[Stored records]

------------------------------------

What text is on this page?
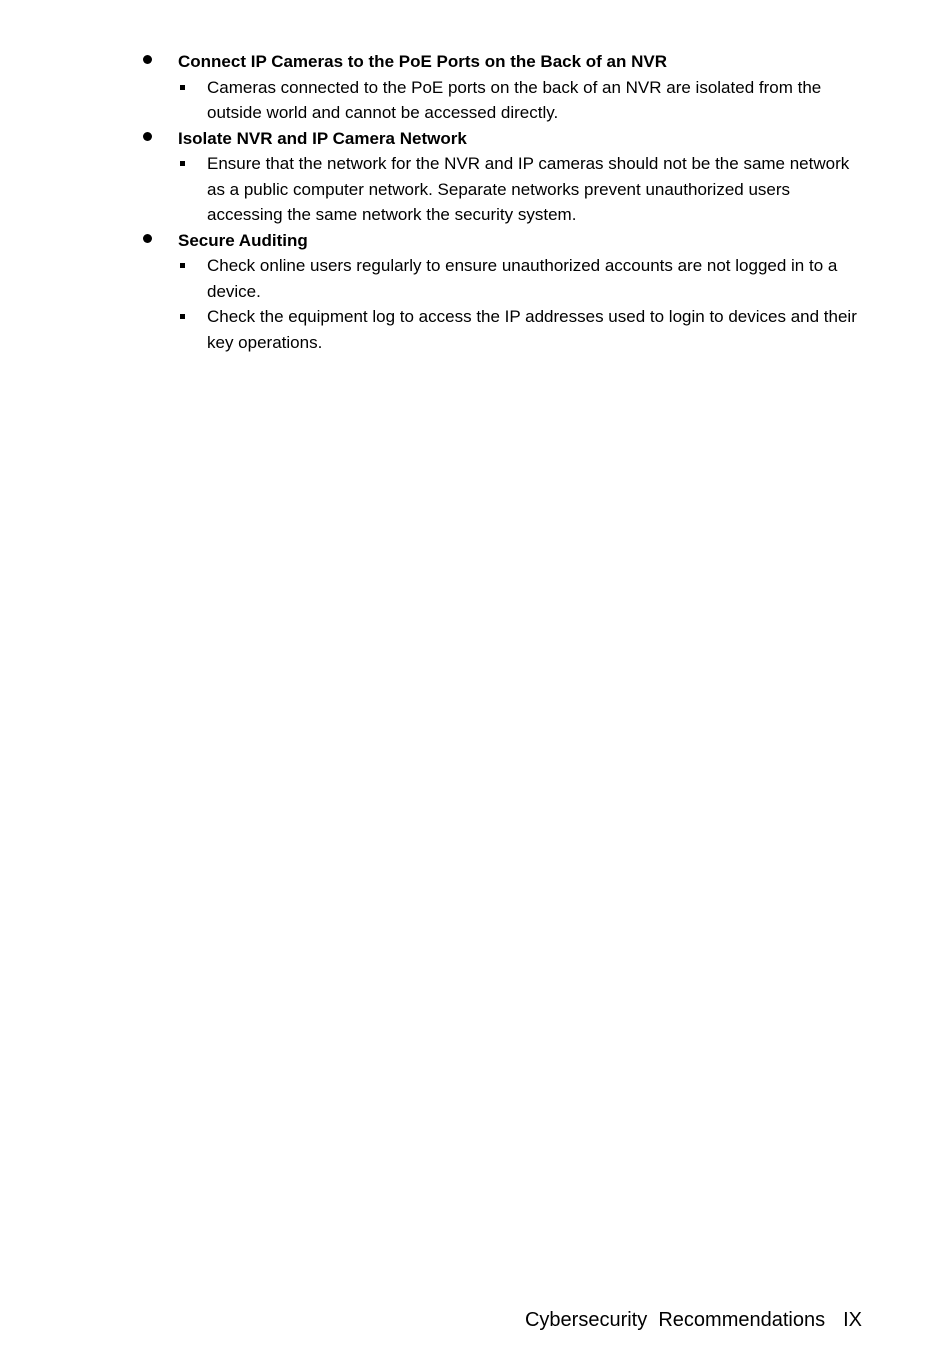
Connect IP Cameras to the PoE Ports on the Back of an NVR
Cameras connected to the PoE ports on the back of an NVR are isolated from the outside world and cannot be accessed directly.
Isolate NVR and IP Camera Network
Ensure that the network for the NVR and IP cameras should not be the same network as a public computer network. Separate networks prevent unauthorized users accessing the same network the security system.
Secure Auditing
Check online users regularly to ensure unauthorized accounts are not logged in to a device.
Check the equipment log to access the IP addresses used to login to devices and their key operations.
Cybersecurity  Recommendations IX
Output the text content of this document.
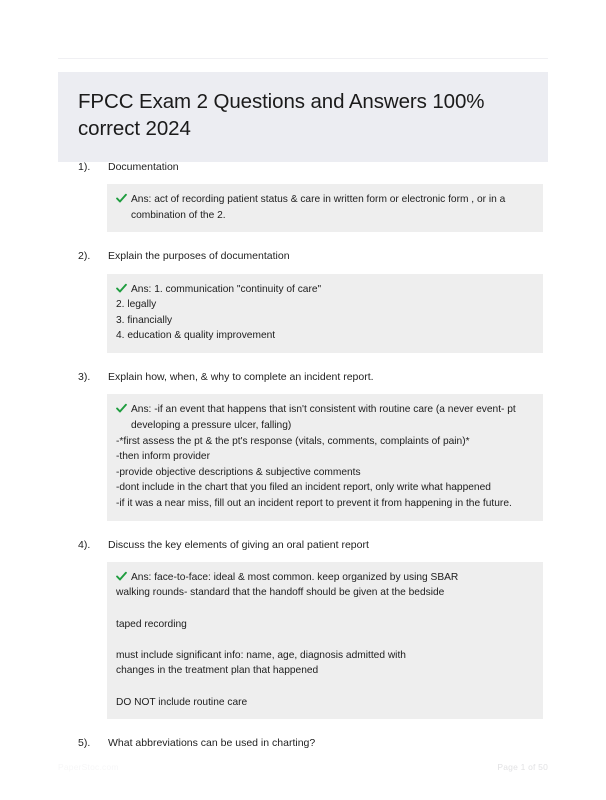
FPCC Exam 2 Questions and Answers 100% correct 2024
1).	Documentation
Ans: act of recording patient status & care in written form or electronic form , or in a combination of the 2.
2).	Explain the purposes of documentation
Ans: 1. communication "continuity of care"
2. legally
3. financially
4. education & quality improvement
3).	Explain how, when, & why to complete an incident report.
Ans: -if an event that happens that isn't consistent with routine care (a never event- pt developing a pressure ulcer, falling)
-*first assess the pt & the pt's response (vitals, comments, complaints of pain)*
-then inform provider
-provide objective descriptions & subjective comments
-dont include in the chart that you filed an incident report, only write what happened
-if it was a near miss, fill out an incident report to prevent it from happening in the future.
4).	Discuss the key elements of giving an oral patient report
Ans: face-to-face: ideal & most common. keep organized by using SBAR
walking rounds- standard that the handoff should be given at the bedside
taped recording
must include significant info: name, age, diagnosis admitted with
changes in the treatment plan that happened
DO NOT include routine care
5).	What abbreviations can be used in charting?
PaperStoc.com	Page 1 of 50
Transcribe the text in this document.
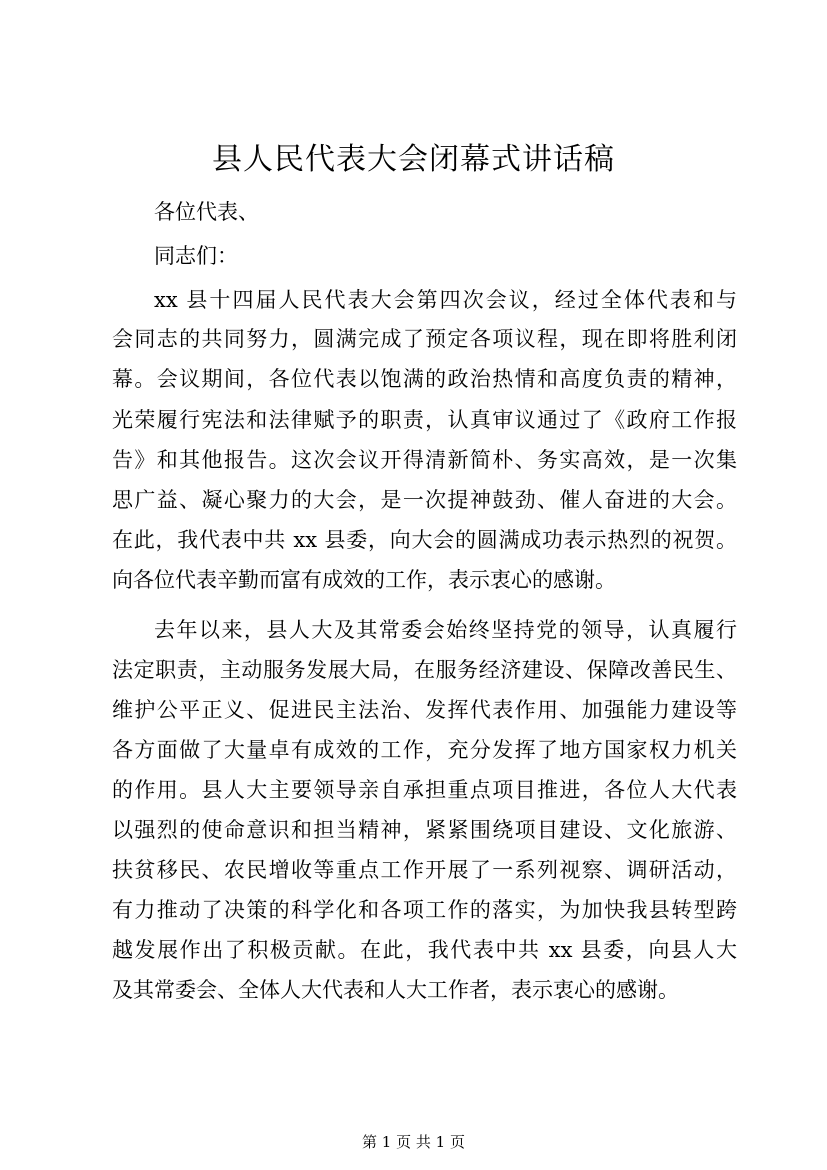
县人民代表大会闭幕式讲话稿

各位代表、

同志们：

xx 县十四届人民代表大会第四次会议，经过全体代表和与

会同志的共同努力，圆满完成了预定各项议程，现在即将胜利闭

幕。会议期间，各位代表以饱满的政治热情和高度负责的精神，

光荣履行宪法和法律赋予的职责，认真审议通过了《政府工作报

告》和其他报告。这次会议开得清新简朴、务实高效，是一次集

思广益、凝心聚力的大会，是一次提神鼓劲、催人奋进的大会。

在此，我代表中共 xx 县委，向大会的圆满成功表示热烈的祝贺。

向各位代表辛勤而富有成效的工作，表示衷心的感谢。

去年以来，县人大及其常委会始终坚持党的领导，认真履行

法定职责，主动服务发展大局，在服务经济建设、保障改善民生、

维护公平正义、促进民主法治、发挥代表作用、加强能力建设等

各方面做了大量卓有成效的工作，充分发挥了地方国家权力机关

的作用。县人大主要领导亲自承担重点项目推进，各位人大代表

以强烈的使命意识和担当精神，紧紧围绕项目建设、文化旅游、

扶贫移民、农民增收等重点工作开展了一系列视察、调研活动，

有力推动了决策的科学化和各项工作的落实，为加快我县转型跨

越发展作出了积极贡献。在此，我代表中共 xx 县委，向县人大

及其常委会、全体人大代表和人大工作者，表示衷心的感谢。

第 1 页 共 1 页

------------------------------------

Your task: From start to finish, output the listing exactly, but omit its pictures.

Correct result:
What text is on this page?
Connect IP Cameras to the PoE Ports on the Back of an NVR
Cameras connected to the PoE ports on the back of an NVR are isolated from the outside world and cannot be accessed directly.
Isolate NVR and IP Camera Network
Ensure that the network for the NVR and IP cameras should not be the same network as a public computer network. Separate networks prevent unauthorized users accessing the same network the security system.
Secure Auditing
Check online users regularly to ensure unauthorized accounts are not logged in to a device.
Check the equipment log to access the IP addresses used to login to devices and their key operations.
Cybersecurity  Recommendations IX
Output the text content of this document.
FPCC Exam 2 Questions and Answers 100% correct 2024
1).	Documentation
Ans: act of recording patient status & care in written form or electronic form , or in a combination of the 2.
2).	Explain the purposes of documentation
Ans: 1. communication "continuity of care"
2. legally
3. financially
4. education & quality improvement
3).	Explain how, when, & why to complete an incident report.
Ans: -if an event that happens that isn't consistent with routine care (a never event- pt developing a pressure ulcer, falling)
-*first assess the pt & the pt's response (vitals, comments, complaints of pain)*
-then inform provider
-provide objective descriptions & subjective comments
-dont include in the chart that you filed an incident report, only write what happened
-if it was a near miss, fill out an incident report to prevent it from happening in the future.
4).	Discuss the key elements of giving an oral patient report
Ans: face-to-face: ideal & most common. keep organized by using SBAR
walking rounds- standard that the handoff should be given at the bedside
taped recording
must include significant info: name, age, diagnosis admitted with
changes in the treatment plan that happened
DO NOT include routine care
5).	What abbreviations can be used in charting?
PaperStoc.com	Page 1 of 50
Transcribe the text in this document.
县人民代表大会闭幕式讲话稿

各位代表、

同志们：

xx 县十四届人民代表大会第四次会议，经过全体代表和与

会同志的共同努力，圆满完成了预定各项议程，现在即将胜利闭

幕。会议期间，各位代表以饱满的政治热情和高度负责的精神，

光荣履行宪法和法律赋予的职责，认真审议通过了《政府工作报

告》和其他报告。这次会议开得清新简朴、务实高效，是一次集

思广益、凝心聚力的大会，是一次提神鼓劲、催人奋进的大会。

在此，我代表中共 xx 县委，向大会的圆满成功表示热烈的祝贺。

向各位代表辛勤而富有成效的工作，表示衷心的感谢。

去年以来，县人大及其常委会始终坚持党的领导，认真履行

法定职责，主动服务发展大局，在服务经济建设、保障改善民生、

维护公平正义、促进民主法治、发挥代表作用、加强能力建设等

各方面做了大量卓有成效的工作，充分发挥了地方国家权力机关

的作用。县人大主要领导亲自承担重点项目推进，各位人大代表

以强烈的使命意识和担当精神，紧紧围绕项目建设、文化旅游、

扶贫移民、农民增收等重点工作开展了一系列视察、调研活动，

有力推动了决策的科学化和各项工作的落实，为加快我县转型跨

越发展作出了积极贡献。在此，我代表中共 xx 县委，向县人大

及其常委会、全体人大代表和人大工作者，表示衷心的感谢。

第 1 页 共 1 页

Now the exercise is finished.